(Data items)
####

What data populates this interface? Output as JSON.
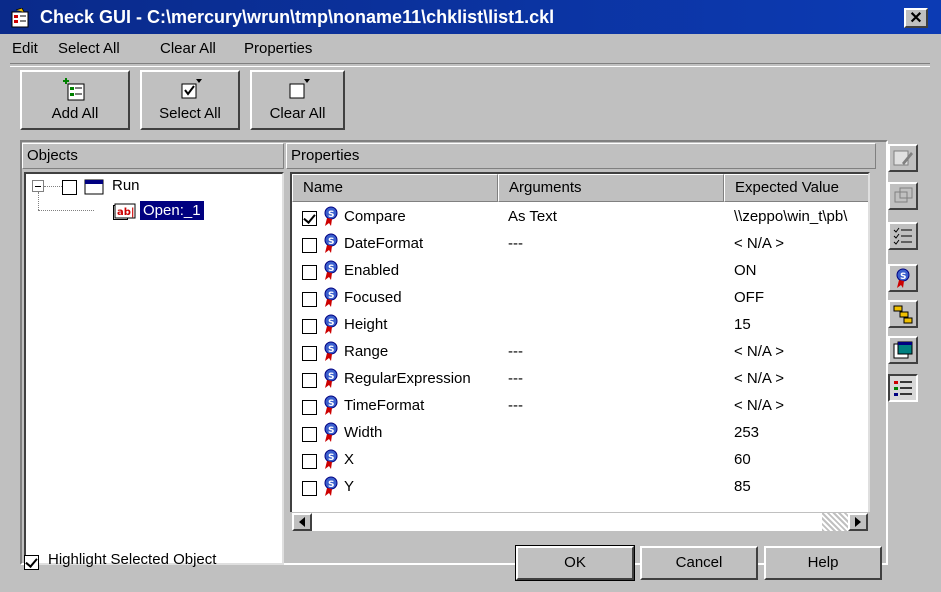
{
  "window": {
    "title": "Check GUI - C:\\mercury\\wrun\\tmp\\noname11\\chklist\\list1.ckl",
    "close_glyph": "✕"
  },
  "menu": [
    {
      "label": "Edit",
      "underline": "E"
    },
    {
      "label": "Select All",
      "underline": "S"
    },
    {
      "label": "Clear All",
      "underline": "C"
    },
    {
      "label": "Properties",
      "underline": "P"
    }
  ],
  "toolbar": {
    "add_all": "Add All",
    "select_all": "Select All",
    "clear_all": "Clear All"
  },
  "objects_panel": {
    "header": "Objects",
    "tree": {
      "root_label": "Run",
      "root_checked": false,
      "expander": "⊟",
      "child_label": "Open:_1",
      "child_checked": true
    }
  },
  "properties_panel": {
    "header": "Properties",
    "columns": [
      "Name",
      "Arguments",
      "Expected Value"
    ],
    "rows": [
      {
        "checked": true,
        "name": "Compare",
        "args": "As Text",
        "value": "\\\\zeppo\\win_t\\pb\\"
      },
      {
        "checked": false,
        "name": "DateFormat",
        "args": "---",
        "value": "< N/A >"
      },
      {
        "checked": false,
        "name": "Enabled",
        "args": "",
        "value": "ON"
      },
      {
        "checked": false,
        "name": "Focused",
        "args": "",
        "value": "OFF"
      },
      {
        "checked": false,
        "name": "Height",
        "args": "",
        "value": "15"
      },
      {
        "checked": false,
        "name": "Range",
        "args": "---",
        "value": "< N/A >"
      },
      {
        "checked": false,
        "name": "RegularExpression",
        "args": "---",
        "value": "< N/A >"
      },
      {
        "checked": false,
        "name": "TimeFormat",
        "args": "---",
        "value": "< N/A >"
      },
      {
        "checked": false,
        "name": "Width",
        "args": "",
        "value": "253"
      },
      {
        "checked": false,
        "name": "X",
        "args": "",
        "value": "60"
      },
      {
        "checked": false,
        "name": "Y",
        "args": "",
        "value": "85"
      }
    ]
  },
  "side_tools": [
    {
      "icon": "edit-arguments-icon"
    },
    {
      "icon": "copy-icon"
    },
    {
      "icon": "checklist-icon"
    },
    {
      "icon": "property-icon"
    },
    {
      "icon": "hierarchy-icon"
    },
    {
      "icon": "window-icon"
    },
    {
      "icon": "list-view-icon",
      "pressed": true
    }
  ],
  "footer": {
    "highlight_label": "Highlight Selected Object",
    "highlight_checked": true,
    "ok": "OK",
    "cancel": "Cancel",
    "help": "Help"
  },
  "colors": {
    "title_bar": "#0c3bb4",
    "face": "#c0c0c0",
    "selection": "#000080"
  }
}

####

> SET TASK:
Return every line above in which the string "underline" occurs.

> WRITTEN SOLUTION:
      "underline": "E"
      "underline": "S"
      "underline": "C"
      "underline": "P"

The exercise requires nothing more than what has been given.